**Task statement**
Write out each record below exactly as it appears, with no pictures.

________

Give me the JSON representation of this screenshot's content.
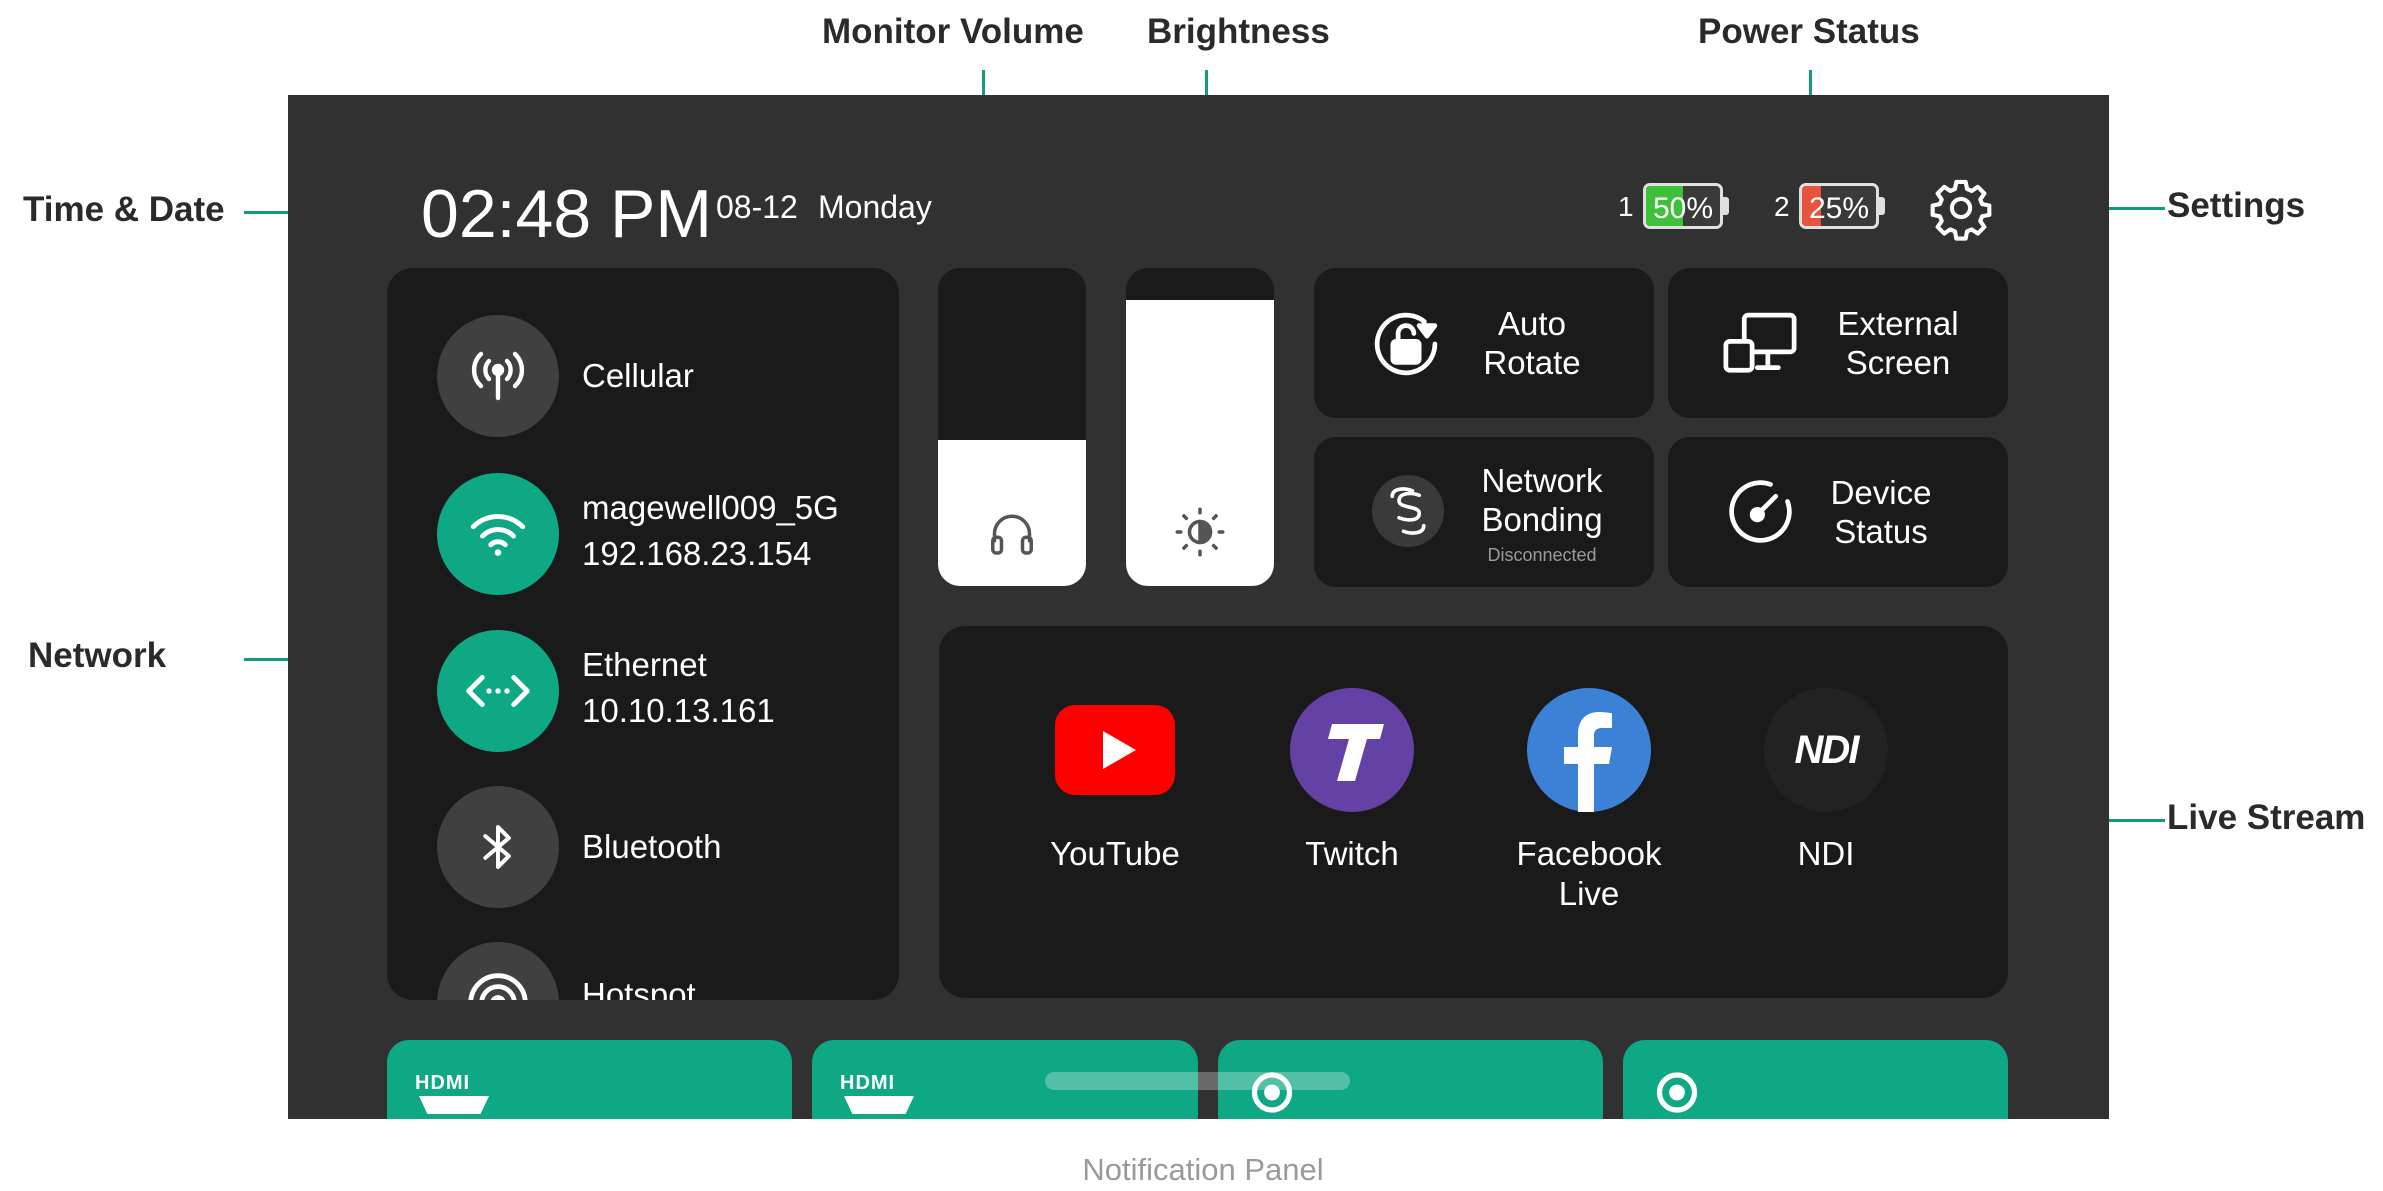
{
  "annotations": {
    "time_date": "Time & Date",
    "network": "Network",
    "monitor_volume": "Monitor Volume",
    "brightness": "Brightness",
    "power_status": "Power Status",
    "settings": "Settings",
    "live_stream": "Live Stream",
    "notification_panel": "Notification Panel"
  },
  "status_bar": {
    "time": "02:48 PM",
    "date": "08-12",
    "weekday": "Monday",
    "batteries": [
      {
        "index": "1",
        "percent": "50%",
        "level": 0.5,
        "color": "#3ec03a"
      },
      {
        "index": "2",
        "percent": "25%",
        "level": 0.25,
        "color": "#e8533f"
      }
    ],
    "settings_icon": "gear-icon"
  },
  "network": {
    "items": [
      {
        "label": "Cellular",
        "detail": "",
        "icon": "cellular-antenna-icon",
        "active": false
      },
      {
        "label": "magewell009_5G",
        "detail": "192.168.23.154",
        "icon": "wifi-icon",
        "active": true
      },
      {
        "label": "Ethernet",
        "detail": "10.10.13.161",
        "icon": "ethernet-icon",
        "active": true
      },
      {
        "label": "Bluetooth",
        "detail": "",
        "icon": "bluetooth-icon",
        "active": false
      },
      {
        "label": "Hotspot",
        "detail": "",
        "icon": "hotspot-icon",
        "active": false
      }
    ]
  },
  "sliders": {
    "volume": {
      "level": 0.46,
      "icon": "headphones-icon"
    },
    "brightness": {
      "level": 0.9,
      "icon": "brightness-icon"
    }
  },
  "tiles": {
    "auto_rotate": {
      "line1": "Auto",
      "line2": "Rotate",
      "icon": "rotate-lock-icon"
    },
    "external_screen": {
      "line1": "External",
      "line2": "Screen",
      "icon": "external-screen-icon"
    },
    "network_bonding": {
      "line1": "Network",
      "line2": "Bonding",
      "status": "Disconnected",
      "icon": "bonding-icon"
    },
    "device_status": {
      "line1": "Device",
      "line2": "Status",
      "icon": "gauge-icon"
    }
  },
  "live_stream": {
    "services": [
      {
        "label": "YouTube",
        "icon": "youtube-icon",
        "color": "#ff0000"
      },
      {
        "label": "Twitch",
        "icon": "twitch-icon",
        "color": "#6441a5"
      },
      {
        "label": "Facebook Live",
        "icon": "facebook-icon",
        "color": "#3b82d6"
      },
      {
        "label": "NDI",
        "icon": "ndi-icon",
        "color": "#222222",
        "logo_text": "NDI"
      }
    ]
  },
  "sources": {
    "items": [
      {
        "icon": "hdmi-icon",
        "logo_text": "HDMI"
      },
      {
        "icon": "hdmi-icon",
        "logo_text": "HDMI"
      },
      {
        "icon": "webcam-icon"
      },
      {
        "icon": "webcam-icon"
      }
    ]
  },
  "colors": {
    "accent": "#119a7c",
    "active_green": "#0ea884",
    "screen_bg": "#313131",
    "panel_bg": "#1a1a1a"
  }
}
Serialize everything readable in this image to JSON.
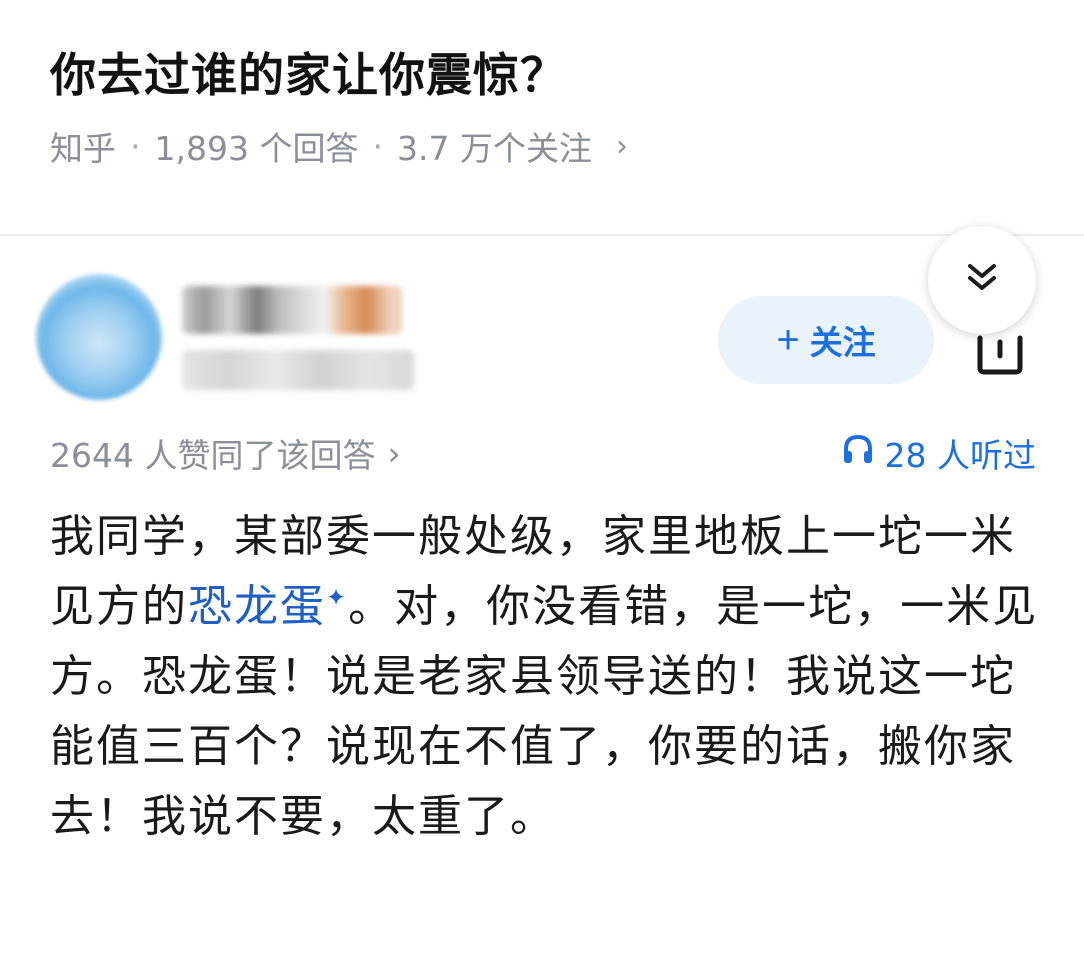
{
  "question": {
    "title": "你去过谁的家让你震惊？",
    "source": "知乎",
    "sep": "·",
    "answers": "1,893 个回答",
    "followers": "3.7 万个关注",
    "chevron": "›"
  },
  "author": {
    "follow_plus": "+",
    "follow_label": "关注",
    "avatar_icon": "avatar-blurred",
    "share_icon": "share-icon",
    "collapse_icon": "double-chevron-down-icon"
  },
  "stats": {
    "votes": "2644 人赞同了该回答",
    "votes_chevron": "›",
    "listeners": "28 人听过",
    "listeners_icon": "headphones-icon"
  },
  "answer": {
    "text_before": "我同学，某部委一般处级，家里地板上一坨一米见方的",
    "link": "恐龙蛋",
    "link_mark": "✦",
    "text_after": "。对，你没看错，是一坨，一米见方。恐龙蛋！说是老家县领导送的！我说这一坨能值三百个？说现在不值了，你要的话，搬你家去！我说不要，太重了。"
  },
  "colors": {
    "accent": "#1d6fe0",
    "meta_gray": "#8a8f99",
    "follow_bg": "#eaf2fc"
  }
}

________

**Response below**
Give me the JSON representation of this screenshot's content.
{
  "annotations": {
    "time_date": "Time & Date",
    "network": "Network",
    "monitor_volume": "Monitor Volume",
    "brightness": "Brightness",
    "power_status": "Power Status",
    "settings": "Settings",
    "live_stream": "Live Stream",
    "notification_panel": "Notification Panel"
  },
  "status_bar": {
    "time": "02:48 PM",
    "date": "08-12",
    "weekday": "Monday",
    "batteries": [
      {
        "index": "1",
        "percent": "50%",
        "level": 0.5,
        "color": "#3ec03a"
      },
      {
        "index": "2",
        "percent": "25%",
        "level": 0.25,
        "color": "#e8533f"
      }
    ],
    "settings_icon": "gear-icon"
  },
  "network": {
    "items": [
      {
        "label": "Cellular",
        "detail": "",
        "icon": "cellular-antenna-icon",
        "active": false
      },
      {
        "label": "magewell009_5G",
        "detail": "192.168.23.154",
        "icon": "wifi-icon",
        "active": true
      },
      {
        "label": "Ethernet",
        "detail": "10.10.13.161",
        "icon": "ethernet-icon",
        "active": true
      },
      {
        "label": "Bluetooth",
        "detail": "",
        "icon": "bluetooth-icon",
        "active": false
      },
      {
        "label": "Hotspot",
        "detail": "",
        "icon": "hotspot-icon",
        "active": false
      }
    ]
  },
  "sliders": {
    "volume": {
      "level": 0.46,
      "icon": "headphones-icon"
    },
    "brightness": {
      "level": 0.9,
      "icon": "brightness-icon"
    }
  },
  "tiles": {
    "auto_rotate": {
      "line1": "Auto",
      "line2": "Rotate",
      "icon": "rotate-lock-icon"
    },
    "external_screen": {
      "line1": "External",
      "line2": "Screen",
      "icon": "external-screen-icon"
    },
    "network_bonding": {
      "line1": "Network",
      "line2": "Bonding",
      "status": "Disconnected",
      "icon": "bonding-icon"
    },
    "device_status": {
      "line1": "Device",
      "line2": "Status",
      "icon": "gauge-icon"
    }
  },
  "live_stream": {
    "services": [
      {
        "label": "YouTube",
        "icon": "youtube-icon",
        "color": "#ff0000"
      },
      {
        "label": "Twitch",
        "icon": "twitch-icon",
        "color": "#6441a5"
      },
      {
        "label": "Facebook Live",
        "icon": "facebook-icon",
        "color": "#3b82d6"
      },
      {
        "label": "NDI",
        "icon": "ndi-icon",
        "color": "#222222",
        "logo_text": "NDI"
      }
    ]
  },
  "sources": {
    "items": [
      {
        "icon": "hdmi-icon",
        "logo_text": "HDMI"
      },
      {
        "icon": "hdmi-icon",
        "logo_text": "HDMI"
      },
      {
        "icon": "webcam-icon"
      },
      {
        "icon": "webcam-icon"
      }
    ]
  },
  "colors": {
    "accent": "#119a7c",
    "active_green": "#0ea884",
    "screen_bg": "#313131",
    "panel_bg": "#1a1a1a"
  }
}
Serialize everything readable in this image to JSON.
{
  "question": {
    "title": "你去过谁的家让你震惊？",
    "source": "知乎",
    "sep": "·",
    "answers": "1,893 个回答",
    "followers": "3.7 万个关注",
    "chevron": "›"
  },
  "author": {
    "follow_plus": "+",
    "follow_label": "关注",
    "avatar_icon": "avatar-blurred",
    "share_icon": "share-icon",
    "collapse_icon": "double-chevron-down-icon"
  },
  "stats": {
    "votes": "2644 人赞同了该回答",
    "votes_chevron": "›",
    "listeners": "28 人听过",
    "listeners_icon": "headphones-icon"
  },
  "answer": {
    "text_before": "我同学，某部委一般处级，家里地板上一坨一米见方的",
    "link": "恐龙蛋",
    "link_mark": "✦",
    "text_after": "。对，你没看错，是一坨，一米见方。恐龙蛋！说是老家县领导送的！我说这一坨能值三百个？说现在不值了，你要的话，搬你家去！我说不要，太重了。"
  },
  "colors": {
    "accent": "#1d6fe0",
    "meta_gray": "#8a8f99",
    "follow_bg": "#eaf2fc"
  }
}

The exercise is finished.